→ Short exercise: Do any lines in the data below contain "Windows"? If so, copy every one of them.

---

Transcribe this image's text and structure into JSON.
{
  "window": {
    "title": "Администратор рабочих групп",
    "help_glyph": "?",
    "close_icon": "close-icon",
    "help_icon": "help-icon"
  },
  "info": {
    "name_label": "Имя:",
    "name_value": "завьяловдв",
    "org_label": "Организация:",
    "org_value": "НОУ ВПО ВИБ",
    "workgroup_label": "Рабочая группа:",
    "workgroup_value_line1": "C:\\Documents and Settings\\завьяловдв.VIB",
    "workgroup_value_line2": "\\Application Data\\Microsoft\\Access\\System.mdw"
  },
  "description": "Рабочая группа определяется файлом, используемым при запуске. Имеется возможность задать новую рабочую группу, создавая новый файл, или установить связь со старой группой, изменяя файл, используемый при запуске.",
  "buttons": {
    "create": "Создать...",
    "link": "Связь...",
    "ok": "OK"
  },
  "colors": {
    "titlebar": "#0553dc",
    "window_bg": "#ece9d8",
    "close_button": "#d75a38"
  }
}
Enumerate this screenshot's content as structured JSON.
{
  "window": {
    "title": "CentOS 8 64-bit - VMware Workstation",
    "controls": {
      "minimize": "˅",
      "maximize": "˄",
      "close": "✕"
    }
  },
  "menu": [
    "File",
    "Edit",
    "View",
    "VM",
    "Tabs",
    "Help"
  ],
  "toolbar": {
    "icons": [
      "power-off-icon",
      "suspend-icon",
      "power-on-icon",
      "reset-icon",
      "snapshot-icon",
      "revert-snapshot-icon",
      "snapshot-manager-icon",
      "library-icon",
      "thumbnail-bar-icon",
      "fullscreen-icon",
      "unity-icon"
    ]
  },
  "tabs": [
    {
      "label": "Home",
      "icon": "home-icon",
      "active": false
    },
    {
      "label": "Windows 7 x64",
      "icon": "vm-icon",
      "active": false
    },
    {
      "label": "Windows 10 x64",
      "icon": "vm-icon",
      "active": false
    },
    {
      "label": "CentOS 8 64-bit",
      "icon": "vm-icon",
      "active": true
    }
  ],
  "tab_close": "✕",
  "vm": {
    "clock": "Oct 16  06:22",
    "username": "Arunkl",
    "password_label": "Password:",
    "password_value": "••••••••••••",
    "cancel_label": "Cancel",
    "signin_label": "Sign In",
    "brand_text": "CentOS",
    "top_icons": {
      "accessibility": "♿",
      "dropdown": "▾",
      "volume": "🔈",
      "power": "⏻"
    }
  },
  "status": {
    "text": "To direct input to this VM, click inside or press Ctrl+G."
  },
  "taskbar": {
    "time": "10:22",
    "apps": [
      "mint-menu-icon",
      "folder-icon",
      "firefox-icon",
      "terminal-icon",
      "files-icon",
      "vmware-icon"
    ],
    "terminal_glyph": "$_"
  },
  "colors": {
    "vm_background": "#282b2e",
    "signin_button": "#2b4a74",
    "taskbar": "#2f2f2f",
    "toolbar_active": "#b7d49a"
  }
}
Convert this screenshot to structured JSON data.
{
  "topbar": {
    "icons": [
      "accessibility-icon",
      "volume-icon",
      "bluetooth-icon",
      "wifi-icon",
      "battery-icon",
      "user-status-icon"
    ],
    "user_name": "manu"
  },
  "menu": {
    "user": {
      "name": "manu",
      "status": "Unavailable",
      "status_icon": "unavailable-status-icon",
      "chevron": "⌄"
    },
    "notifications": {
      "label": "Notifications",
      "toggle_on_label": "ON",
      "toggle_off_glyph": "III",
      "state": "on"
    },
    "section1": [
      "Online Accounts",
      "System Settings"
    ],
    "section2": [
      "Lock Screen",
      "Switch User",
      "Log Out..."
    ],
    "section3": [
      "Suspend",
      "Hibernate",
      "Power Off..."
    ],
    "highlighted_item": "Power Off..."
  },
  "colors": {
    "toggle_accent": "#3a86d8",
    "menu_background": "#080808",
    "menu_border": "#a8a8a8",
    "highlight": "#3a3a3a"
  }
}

---

→ Solution to this task:
      "label": "Windows 7 x64",
      "label": "Windows 10 x64",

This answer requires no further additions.